> _WHAT YOU NEED TO DO_: From the entries below, please gather each line containing the string "followers".

* START MATERIAL PROVIDED *

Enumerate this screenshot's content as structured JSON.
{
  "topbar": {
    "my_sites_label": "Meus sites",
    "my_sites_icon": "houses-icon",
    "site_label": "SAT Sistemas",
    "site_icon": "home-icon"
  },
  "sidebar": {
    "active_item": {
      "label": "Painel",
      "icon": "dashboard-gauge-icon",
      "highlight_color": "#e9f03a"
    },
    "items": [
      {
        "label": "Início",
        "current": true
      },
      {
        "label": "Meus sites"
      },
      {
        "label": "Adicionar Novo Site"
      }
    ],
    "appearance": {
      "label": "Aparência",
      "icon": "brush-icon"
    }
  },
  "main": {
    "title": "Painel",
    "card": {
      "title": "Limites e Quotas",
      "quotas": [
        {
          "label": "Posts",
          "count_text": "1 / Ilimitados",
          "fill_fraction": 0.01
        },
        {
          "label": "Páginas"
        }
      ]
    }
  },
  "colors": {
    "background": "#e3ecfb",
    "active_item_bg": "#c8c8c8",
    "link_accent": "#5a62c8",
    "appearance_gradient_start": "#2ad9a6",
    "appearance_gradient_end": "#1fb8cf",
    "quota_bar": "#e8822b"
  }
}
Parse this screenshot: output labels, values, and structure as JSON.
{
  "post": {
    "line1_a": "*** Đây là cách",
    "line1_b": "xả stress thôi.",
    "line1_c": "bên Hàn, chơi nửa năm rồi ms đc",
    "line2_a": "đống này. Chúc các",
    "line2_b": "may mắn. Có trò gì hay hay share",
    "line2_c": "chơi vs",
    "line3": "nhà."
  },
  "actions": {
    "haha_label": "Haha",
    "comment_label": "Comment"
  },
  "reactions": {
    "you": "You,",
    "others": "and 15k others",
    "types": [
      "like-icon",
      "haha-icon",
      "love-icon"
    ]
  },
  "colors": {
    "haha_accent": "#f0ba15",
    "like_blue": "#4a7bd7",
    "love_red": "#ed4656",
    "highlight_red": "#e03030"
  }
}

* END MATERIAL PROVIDED *
* START MATERIAL PROVIDED *

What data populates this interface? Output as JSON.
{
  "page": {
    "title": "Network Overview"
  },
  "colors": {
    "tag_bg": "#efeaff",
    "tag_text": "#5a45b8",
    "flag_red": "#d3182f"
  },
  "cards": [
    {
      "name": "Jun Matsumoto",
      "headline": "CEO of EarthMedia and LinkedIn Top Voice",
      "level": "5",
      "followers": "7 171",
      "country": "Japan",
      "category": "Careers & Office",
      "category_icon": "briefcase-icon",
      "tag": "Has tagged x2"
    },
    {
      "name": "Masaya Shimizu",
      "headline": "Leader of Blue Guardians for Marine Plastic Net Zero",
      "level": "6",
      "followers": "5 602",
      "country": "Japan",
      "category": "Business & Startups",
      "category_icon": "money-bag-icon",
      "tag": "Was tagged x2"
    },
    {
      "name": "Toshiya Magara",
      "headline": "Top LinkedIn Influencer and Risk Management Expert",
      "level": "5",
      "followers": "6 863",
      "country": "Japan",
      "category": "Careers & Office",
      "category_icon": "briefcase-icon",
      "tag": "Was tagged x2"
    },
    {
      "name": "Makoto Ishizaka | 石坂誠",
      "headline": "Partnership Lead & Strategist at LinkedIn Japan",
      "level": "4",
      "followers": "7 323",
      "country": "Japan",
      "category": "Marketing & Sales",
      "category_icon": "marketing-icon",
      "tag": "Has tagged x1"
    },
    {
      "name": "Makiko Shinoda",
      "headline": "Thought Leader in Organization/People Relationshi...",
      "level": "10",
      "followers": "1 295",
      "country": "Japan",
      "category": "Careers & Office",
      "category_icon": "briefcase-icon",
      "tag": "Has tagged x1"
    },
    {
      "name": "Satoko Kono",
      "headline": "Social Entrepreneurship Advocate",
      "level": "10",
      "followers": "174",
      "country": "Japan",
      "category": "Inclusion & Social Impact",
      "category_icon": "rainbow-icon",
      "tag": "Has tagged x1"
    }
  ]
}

* END MATERIAL PROVIDED *
* START MATERIAL PROVIDED *

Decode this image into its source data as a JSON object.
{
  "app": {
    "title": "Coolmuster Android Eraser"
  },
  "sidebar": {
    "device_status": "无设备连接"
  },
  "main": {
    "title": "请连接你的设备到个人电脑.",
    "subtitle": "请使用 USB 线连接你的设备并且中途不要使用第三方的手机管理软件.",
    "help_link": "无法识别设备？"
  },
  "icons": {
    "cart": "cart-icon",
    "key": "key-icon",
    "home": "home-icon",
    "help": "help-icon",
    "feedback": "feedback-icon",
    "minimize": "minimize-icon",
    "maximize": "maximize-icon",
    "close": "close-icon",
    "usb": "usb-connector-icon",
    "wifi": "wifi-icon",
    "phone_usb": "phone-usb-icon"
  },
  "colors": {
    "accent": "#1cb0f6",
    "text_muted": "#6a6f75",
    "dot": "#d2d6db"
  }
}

* END MATERIAL PROVIDED *

> _EXPECTED OUTPUT_:
      "followers": "7 171",
      "followers": "5 602",
      "followers": "6 863",
      "followers": "7 323",
      "followers": "1 295",
      "followers": "174",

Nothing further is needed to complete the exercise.